# [STATED EXERCISE]
Read the entries below and pull out each line with the string "title".
━━━ DATA SECTION
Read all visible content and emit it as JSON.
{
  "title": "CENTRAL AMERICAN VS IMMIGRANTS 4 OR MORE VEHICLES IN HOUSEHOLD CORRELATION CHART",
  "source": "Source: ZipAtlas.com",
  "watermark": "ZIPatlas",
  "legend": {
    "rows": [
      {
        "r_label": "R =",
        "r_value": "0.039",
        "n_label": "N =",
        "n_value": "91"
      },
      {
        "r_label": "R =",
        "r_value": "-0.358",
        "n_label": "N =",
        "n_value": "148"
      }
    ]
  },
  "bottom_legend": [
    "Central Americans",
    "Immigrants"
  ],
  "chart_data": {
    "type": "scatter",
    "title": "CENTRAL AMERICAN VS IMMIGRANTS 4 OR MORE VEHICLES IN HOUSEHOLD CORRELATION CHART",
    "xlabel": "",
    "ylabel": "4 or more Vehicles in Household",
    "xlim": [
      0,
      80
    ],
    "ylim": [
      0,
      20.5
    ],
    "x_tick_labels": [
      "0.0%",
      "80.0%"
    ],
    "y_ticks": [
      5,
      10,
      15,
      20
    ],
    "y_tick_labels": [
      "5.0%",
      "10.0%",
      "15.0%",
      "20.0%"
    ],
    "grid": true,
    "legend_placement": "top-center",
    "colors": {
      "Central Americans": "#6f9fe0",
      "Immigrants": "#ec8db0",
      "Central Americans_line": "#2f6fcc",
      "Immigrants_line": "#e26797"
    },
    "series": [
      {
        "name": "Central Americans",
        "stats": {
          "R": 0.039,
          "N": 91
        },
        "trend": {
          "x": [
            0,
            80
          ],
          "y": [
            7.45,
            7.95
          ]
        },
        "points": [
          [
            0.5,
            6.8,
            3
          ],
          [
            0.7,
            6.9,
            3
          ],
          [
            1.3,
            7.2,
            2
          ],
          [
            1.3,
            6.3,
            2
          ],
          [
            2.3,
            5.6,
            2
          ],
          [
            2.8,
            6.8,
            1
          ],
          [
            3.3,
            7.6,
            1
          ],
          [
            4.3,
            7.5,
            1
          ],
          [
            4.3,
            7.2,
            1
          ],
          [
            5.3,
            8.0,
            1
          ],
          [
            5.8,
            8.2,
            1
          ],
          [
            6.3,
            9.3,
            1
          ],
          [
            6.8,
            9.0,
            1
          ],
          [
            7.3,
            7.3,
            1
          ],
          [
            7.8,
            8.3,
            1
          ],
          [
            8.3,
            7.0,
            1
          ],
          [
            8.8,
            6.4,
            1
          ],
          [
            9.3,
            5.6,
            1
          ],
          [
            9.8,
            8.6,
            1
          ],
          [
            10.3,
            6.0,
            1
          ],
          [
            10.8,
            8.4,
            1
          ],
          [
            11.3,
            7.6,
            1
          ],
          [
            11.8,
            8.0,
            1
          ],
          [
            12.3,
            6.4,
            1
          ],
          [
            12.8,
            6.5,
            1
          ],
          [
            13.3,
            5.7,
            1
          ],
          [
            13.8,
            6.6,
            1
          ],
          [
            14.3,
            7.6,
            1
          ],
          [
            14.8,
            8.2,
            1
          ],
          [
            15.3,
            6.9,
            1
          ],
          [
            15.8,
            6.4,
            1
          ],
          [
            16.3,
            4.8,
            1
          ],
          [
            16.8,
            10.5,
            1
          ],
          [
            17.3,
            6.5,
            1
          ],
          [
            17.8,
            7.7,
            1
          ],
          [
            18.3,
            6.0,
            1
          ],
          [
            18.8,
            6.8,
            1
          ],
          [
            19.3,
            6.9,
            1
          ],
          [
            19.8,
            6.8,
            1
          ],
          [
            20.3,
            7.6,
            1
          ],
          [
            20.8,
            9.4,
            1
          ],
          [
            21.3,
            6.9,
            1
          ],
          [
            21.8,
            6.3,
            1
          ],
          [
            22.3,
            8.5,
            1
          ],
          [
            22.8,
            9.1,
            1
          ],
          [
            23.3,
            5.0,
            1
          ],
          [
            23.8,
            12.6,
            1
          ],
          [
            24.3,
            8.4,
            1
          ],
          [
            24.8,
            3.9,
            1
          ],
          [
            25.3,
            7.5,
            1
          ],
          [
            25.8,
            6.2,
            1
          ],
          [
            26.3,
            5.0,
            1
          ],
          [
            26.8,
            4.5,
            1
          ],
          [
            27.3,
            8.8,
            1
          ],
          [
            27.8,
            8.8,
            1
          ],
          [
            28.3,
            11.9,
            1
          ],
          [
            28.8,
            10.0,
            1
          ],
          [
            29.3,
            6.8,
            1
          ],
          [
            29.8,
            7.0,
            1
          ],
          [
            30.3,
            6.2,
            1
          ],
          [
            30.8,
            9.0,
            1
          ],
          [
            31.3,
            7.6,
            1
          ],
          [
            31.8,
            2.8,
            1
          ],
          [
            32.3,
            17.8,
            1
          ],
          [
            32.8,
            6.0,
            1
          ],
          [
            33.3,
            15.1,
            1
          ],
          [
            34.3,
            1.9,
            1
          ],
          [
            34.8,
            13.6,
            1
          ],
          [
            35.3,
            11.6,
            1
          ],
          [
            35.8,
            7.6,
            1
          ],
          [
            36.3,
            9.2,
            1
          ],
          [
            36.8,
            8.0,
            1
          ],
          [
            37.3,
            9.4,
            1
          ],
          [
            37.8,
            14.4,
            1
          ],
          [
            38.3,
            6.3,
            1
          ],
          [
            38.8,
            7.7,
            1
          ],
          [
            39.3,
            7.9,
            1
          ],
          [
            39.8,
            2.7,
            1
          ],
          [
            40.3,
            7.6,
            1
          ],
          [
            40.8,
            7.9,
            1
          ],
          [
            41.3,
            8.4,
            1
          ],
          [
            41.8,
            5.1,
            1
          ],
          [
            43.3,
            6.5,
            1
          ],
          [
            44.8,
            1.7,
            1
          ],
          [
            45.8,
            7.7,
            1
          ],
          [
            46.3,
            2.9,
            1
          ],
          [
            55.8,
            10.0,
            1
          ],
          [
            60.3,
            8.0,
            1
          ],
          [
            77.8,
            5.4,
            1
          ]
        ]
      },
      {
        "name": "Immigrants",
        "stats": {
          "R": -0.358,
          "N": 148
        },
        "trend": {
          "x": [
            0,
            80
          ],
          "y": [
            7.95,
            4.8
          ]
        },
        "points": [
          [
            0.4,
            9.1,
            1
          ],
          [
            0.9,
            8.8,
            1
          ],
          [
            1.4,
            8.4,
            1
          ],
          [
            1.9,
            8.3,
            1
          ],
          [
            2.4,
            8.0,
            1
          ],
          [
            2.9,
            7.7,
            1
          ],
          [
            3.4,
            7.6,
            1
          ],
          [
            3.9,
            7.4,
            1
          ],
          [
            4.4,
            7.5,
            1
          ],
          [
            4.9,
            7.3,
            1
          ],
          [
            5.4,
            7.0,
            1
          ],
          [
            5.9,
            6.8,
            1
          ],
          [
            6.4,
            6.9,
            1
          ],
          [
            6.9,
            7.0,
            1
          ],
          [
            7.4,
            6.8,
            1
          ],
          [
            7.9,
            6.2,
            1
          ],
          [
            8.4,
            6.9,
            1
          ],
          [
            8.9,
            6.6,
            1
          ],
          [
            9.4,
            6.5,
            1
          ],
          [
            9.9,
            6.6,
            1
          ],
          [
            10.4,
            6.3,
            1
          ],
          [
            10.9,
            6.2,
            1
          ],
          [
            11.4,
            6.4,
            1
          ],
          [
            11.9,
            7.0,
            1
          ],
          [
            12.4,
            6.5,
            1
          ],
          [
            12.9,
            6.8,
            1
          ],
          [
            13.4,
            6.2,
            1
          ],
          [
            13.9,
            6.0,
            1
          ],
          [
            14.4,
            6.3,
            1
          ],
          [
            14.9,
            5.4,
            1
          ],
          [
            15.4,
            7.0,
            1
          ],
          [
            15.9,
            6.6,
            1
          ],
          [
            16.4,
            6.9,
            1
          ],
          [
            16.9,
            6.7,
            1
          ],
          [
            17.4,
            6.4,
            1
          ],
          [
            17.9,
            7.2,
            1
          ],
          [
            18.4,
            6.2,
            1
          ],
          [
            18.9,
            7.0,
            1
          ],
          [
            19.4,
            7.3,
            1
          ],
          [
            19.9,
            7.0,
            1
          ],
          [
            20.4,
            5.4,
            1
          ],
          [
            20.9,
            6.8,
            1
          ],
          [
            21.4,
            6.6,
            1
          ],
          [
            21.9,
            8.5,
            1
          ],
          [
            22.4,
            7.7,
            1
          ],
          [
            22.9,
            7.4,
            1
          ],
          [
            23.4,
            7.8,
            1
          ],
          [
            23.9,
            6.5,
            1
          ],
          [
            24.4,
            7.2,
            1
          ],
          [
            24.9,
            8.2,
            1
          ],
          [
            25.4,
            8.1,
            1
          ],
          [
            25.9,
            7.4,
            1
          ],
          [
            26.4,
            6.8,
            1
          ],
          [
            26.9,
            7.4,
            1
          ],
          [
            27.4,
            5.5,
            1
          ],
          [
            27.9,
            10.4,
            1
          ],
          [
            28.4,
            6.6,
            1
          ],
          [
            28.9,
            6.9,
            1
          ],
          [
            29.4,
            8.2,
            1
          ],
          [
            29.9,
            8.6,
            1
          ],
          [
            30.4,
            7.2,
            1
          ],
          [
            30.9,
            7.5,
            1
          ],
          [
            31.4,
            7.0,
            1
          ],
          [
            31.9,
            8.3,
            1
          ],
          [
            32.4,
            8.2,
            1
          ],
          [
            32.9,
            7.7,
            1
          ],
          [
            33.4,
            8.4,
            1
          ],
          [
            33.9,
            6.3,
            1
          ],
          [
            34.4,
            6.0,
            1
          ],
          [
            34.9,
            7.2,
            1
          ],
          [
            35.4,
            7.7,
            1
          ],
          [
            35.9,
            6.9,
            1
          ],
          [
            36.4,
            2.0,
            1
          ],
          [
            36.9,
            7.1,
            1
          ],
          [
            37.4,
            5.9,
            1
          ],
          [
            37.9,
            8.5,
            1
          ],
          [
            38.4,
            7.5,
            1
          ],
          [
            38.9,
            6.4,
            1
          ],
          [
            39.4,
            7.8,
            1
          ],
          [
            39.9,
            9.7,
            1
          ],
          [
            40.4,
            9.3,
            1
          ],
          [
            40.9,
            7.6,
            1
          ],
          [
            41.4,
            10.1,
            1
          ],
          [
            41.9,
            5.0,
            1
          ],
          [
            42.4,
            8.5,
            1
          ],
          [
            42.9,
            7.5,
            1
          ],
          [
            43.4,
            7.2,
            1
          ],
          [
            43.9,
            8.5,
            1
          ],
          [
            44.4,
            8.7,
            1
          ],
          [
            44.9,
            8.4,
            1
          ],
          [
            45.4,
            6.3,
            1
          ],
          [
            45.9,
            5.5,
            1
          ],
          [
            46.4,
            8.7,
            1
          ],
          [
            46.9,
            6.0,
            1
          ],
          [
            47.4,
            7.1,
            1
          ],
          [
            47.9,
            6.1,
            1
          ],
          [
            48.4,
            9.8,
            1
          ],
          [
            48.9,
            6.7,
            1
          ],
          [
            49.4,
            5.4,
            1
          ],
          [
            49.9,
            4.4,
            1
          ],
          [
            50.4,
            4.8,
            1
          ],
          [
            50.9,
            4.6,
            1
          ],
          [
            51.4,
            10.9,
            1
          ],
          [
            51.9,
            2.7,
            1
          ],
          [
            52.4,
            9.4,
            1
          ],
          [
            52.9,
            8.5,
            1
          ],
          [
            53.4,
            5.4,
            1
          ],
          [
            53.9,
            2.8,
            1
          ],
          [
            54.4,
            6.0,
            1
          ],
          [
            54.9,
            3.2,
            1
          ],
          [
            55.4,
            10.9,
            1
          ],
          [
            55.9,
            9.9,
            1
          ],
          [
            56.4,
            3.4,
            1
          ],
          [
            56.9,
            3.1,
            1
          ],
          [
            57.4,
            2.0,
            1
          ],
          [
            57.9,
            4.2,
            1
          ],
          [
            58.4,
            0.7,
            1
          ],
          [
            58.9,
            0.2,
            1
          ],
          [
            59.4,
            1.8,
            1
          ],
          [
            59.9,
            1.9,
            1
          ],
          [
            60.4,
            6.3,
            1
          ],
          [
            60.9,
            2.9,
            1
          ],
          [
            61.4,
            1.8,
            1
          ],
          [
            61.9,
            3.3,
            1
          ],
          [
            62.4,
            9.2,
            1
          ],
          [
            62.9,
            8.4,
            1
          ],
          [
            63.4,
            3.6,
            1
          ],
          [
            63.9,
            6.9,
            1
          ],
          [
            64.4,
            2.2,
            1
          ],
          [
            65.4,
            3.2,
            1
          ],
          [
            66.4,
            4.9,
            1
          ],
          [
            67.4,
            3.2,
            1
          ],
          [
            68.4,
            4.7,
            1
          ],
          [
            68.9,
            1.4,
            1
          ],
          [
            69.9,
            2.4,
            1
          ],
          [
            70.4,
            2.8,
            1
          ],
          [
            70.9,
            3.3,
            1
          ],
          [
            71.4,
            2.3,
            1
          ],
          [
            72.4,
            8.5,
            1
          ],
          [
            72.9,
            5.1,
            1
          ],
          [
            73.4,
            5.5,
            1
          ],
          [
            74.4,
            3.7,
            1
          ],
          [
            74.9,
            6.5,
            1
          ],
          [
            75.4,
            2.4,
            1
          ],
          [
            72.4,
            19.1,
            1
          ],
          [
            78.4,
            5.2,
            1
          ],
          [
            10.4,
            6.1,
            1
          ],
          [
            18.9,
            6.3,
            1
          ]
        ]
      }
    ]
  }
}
━━━━━━
# [EXERCISE SOLUTION]
  "title": "CENTRAL AMERICAN VS IMMIGRANTS 4 OR MORE VEHICLES IN HOUSEHOLD CORRELATION CHART",
    "title": "CENTRAL AMERICAN VS IMMIGRANTS 4 OR MORE VEHICLES IN HOUSEHOLD CORRELATION CHART",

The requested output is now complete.